[START DATA SUPPLIED]

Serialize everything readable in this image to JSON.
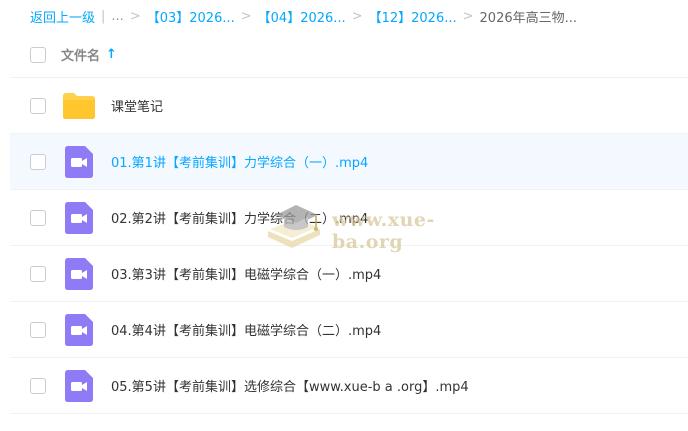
{
  "breadcrumb": {
    "back_label": "返回上一级",
    "separator": "|",
    "ellipsis": "...",
    "chevron": ">",
    "items": [
      "【03】2026...",
      "【04】2026...",
      "【12】2026..."
    ],
    "current": "2026年高三物..."
  },
  "header": {
    "column_label": "文件名",
    "sort_arrow": "↑"
  },
  "files": [
    {
      "name": "课堂笔记",
      "icon": "folder-icon"
    },
    {
      "name": "01.第1讲【考前集训】力学综合（一）.mp4",
      "icon": "video-file-icon"
    },
    {
      "name": "02.第2讲【考前集训】力学综合（二）.mp4",
      "icon": "video-file-icon"
    },
    {
      "name": "03.第3讲【考前集训】电磁学综合（一）.mp4",
      "icon": "video-file-icon"
    },
    {
      "name": "04.第4讲【考前集训】电磁学综合（二）.mp4",
      "icon": "video-file-icon"
    },
    {
      "name": "05.第5讲【考前集训】选修综合【www.xue-b a .org】.mp4",
      "icon": "video-file-icon"
    }
  ],
  "watermark": {
    "text": "www.xue-ba.org",
    "icon": "graduation-cap-logo"
  },
  "colors": {
    "accent": "#06a7ff",
    "folder": "#ffd04b",
    "video_icon": "#8f7bf5",
    "hover_row": "#f3f9ff"
  }
}
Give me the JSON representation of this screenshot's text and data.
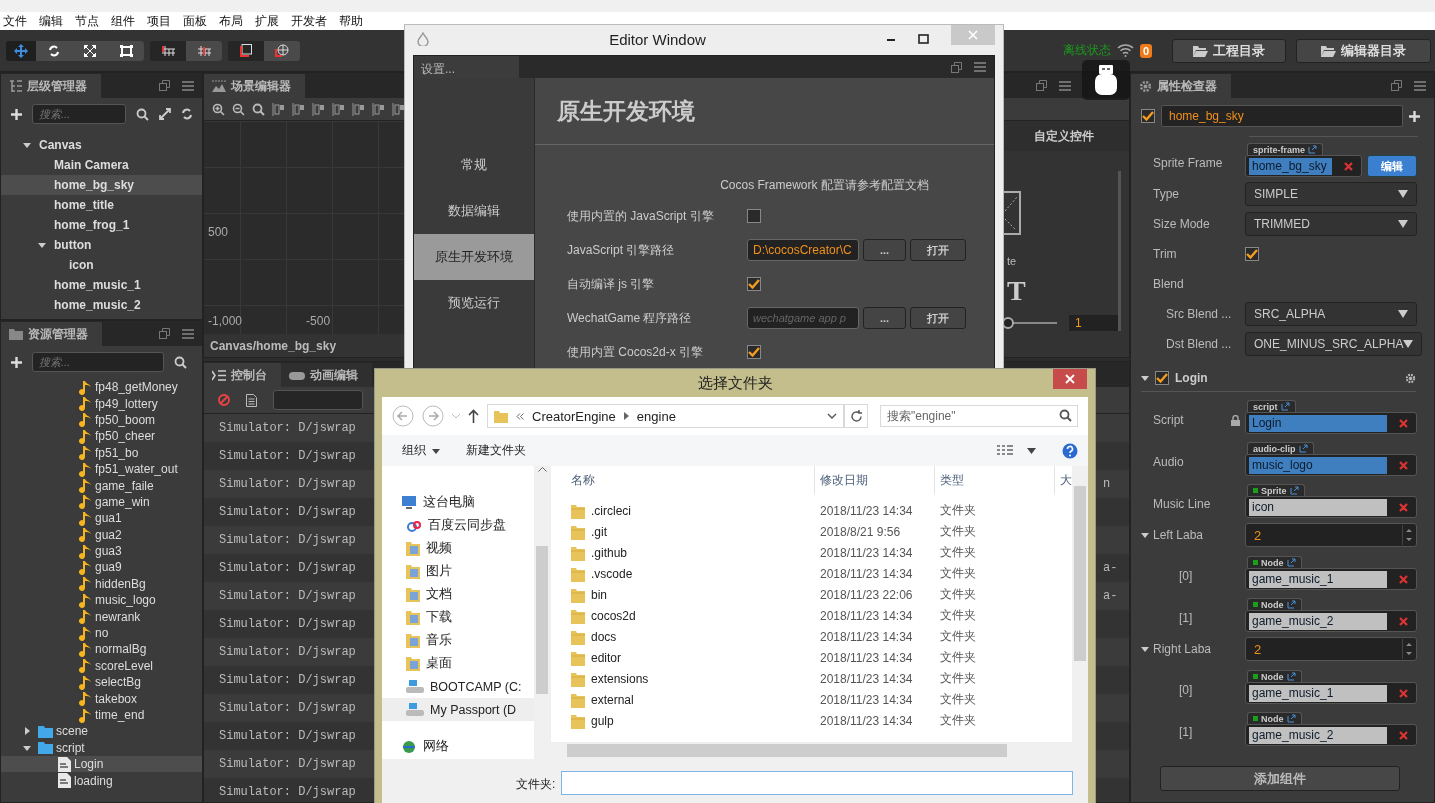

[END DATA SUPPLIED]

EXERCISE DESCRIPTION: Nothing in the entries should change as you copy them, except that the pictures are left out.

OUTPUT FOR THIS EXERCISE:
Serialize everything readable in this image to JSON.
{
  "breadcrumb": {
    "back_label": "返回上一级",
    "separator": "|",
    "ellipsis": "...",
    "chevron": ">",
    "items": [
      "【03】2026...",
      "【04】2026...",
      "【12】2026..."
    ],
    "current": "2026年高三物..."
  },
  "header": {
    "column_label": "文件名",
    "sort_arrow": "↑"
  },
  "files": [
    {
      "name": "课堂笔记",
      "icon": "folder-icon"
    },
    {
      "name": "01.第1讲【考前集训】力学综合（一）.mp4",
      "icon": "video-file-icon"
    },
    {
      "name": "02.第2讲【考前集训】力学综合（二）.mp4",
      "icon": "video-file-icon"
    },
    {
      "name": "03.第3讲【考前集训】电磁学综合（一）.mp4",
      "icon": "video-file-icon"
    },
    {
      "name": "04.第4讲【考前集训】电磁学综合（二）.mp4",
      "icon": "video-file-icon"
    },
    {
      "name": "05.第5讲【考前集训】选修综合【www.xue-b a .org】.mp4",
      "icon": "video-file-icon"
    }
  ],
  "watermark": {
    "text": "www.xue-ba.org",
    "icon": "graduation-cap-logo"
  },
  "colors": {
    "accent": "#06a7ff",
    "folder": "#ffd04b",
    "video_icon": "#8f7bf5",
    "hover_row": "#f3f9ff"
  }
}
Give me the JSON representation of this screenshot's text and data.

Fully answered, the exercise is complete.